## BEGIN PAGE EXTRACT
Living (and Speaking) Wisely

Sermon delivered on Trinity 15B, Sunday, September 13, 2015 at St. Augustine’s Anglican Church, Westerville, OH.

If you prefer to listen to the audio podcast of this sermon, usually somewhat different from the text below, click here.

Lectionary texts: Proverbs 1.20-33; Psalm 19.1-14; James 3.1-12; Mark 8.27-38.

In the name of God: the Father, the Son, and the Holy Spirit. Amen.

Today I want us to explore some of the often neglected treasure of biblical wisdom. What is it and why should we care about it? In answering some of these questions, we will have the chance to assess our humility quotient because ultimately our acceptance or rejection of biblical Wisdom is directly related to how humble or proud we really are.

In our OT lesson we are introduced to Lady Wisdom, the very personification of God’s Wisdom. In our passage, we see that Wisdom is not simply a set of passive principles we have the option of accepting or rejecting. No, Wisdom is seen as a teacher who is very active. She is one who cries out in the streets, peddling her wares. Like a good teacher, she is willing to do almost anything to attract and maintain her students’ attention because there is much at stake here. But sadly, the implication is that while she is actively pursuing students to learn from her, there are not many takers to be found. Hmmm. Are we one of those people?

Specifically, Lady Wisdom addresses three types of folks: the simple, the scoffer, and the fool. The simple are those who are either young or naive. They haven’t really had a chance to learn wisdom and by implication are ripe for the picking. The scoffer, on the other hand, not only rejects Lady Wisdom’s teachings, but is actively opposed to them by ridiculing the wisdom found in her teachings. We all get how this works. How often do we hear Christians being ridiculed or mocked when espousing biblical Wisdom to a world that is increasingly hostile to it? Take this proverb, for example. “A soft answer turns away wrath, but a harsh word stirs up anger” (Proverbs 15.1). How ridiculous, the scoffer snorts! Everyone knows that he who shouts the loudest or carries the biggest stick gets the prize! Who cares how many feathers get ruffled in the process? Following this advice would give the appearance of weakness and any who do follow it are fools! Or how often have we been silenced out of fear that we will be scoffed at for holding a biblical perspective on any of the current hot topics in the public forum? Then there is the fool, those people who are said to “hate knowledge.” Indeed, to love folly is to hate Wisdom and vice versa. There is no middle ground to be had here and that makes many of us who prefer to measure our colors in shades of gray rather than black and white uncomfortable.
## END PAGE EXTRACT
## SET EXERCISE
Write out the sermon from "Lectionary texts: Proverbs" up to and including "we really are.", substituting "overlooked" for "neglected". The data after this point is separate material and has nothing to do with the sermon.
## BEGIN DATA LINES
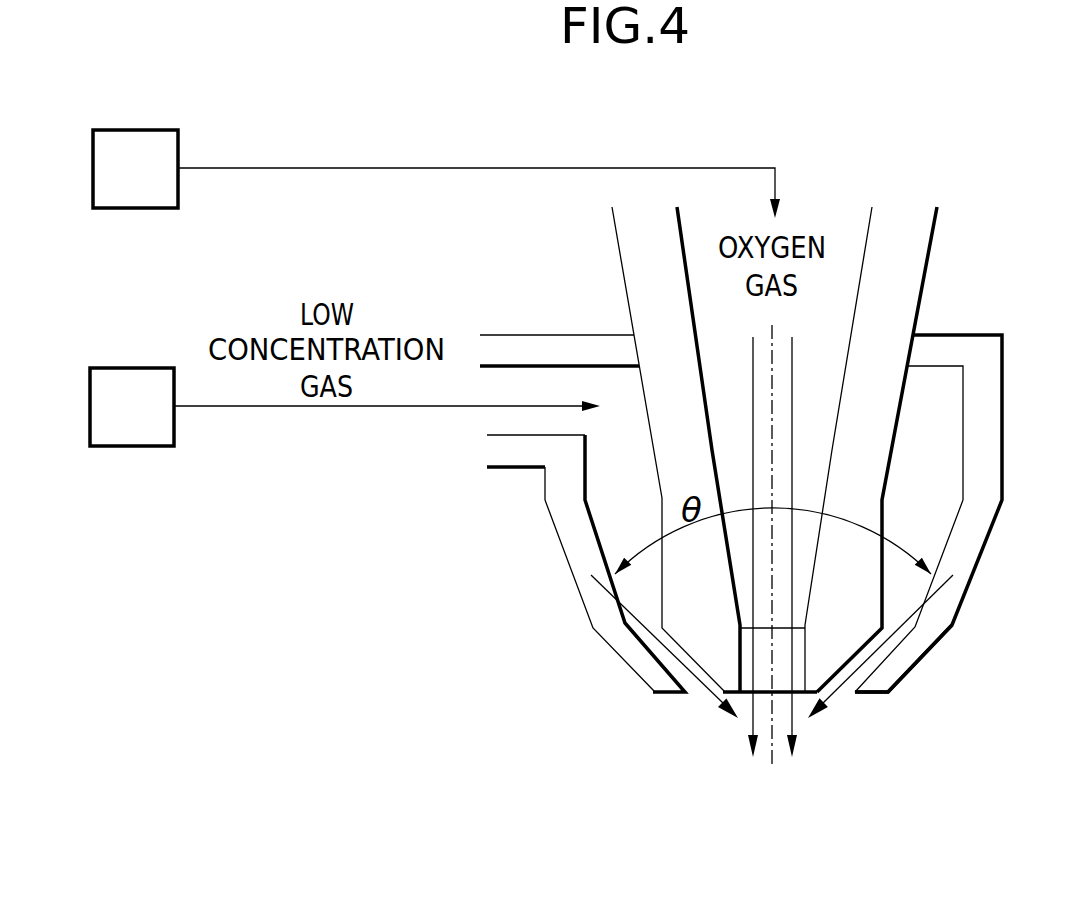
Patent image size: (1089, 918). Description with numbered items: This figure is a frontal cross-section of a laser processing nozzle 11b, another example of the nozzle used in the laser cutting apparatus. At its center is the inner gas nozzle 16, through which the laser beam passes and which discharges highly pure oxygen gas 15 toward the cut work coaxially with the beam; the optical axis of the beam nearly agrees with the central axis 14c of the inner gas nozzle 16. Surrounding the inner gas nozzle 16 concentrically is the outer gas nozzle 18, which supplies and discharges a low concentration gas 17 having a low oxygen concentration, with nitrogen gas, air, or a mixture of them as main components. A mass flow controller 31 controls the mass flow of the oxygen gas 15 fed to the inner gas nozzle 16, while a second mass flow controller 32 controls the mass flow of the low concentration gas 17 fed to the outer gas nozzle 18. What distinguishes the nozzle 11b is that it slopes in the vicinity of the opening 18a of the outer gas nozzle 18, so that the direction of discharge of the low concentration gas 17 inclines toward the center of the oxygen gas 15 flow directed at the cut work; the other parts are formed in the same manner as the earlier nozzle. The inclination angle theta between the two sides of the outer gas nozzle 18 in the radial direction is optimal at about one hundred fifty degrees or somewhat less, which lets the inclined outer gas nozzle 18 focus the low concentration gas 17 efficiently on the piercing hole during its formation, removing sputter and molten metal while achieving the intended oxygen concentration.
## END DATA LINES
## COMPLETE RESPONSE
Lectionary texts: Proverbs 1.20-33; Psalm 19.1-14; James 3.1-12; Mark 8.27-38.

In the name of God: the Father, the Son, and the Holy Spirit. Amen.

Today I want us to explore some of the often overlooked treasure of biblical wisdom. What is it and why should we care about it? In answering some of these questions, we will have the chance to assess our humility quotient because ultimately our acceptance or rejection of biblical Wisdom is directly related to how humble or proud we really are.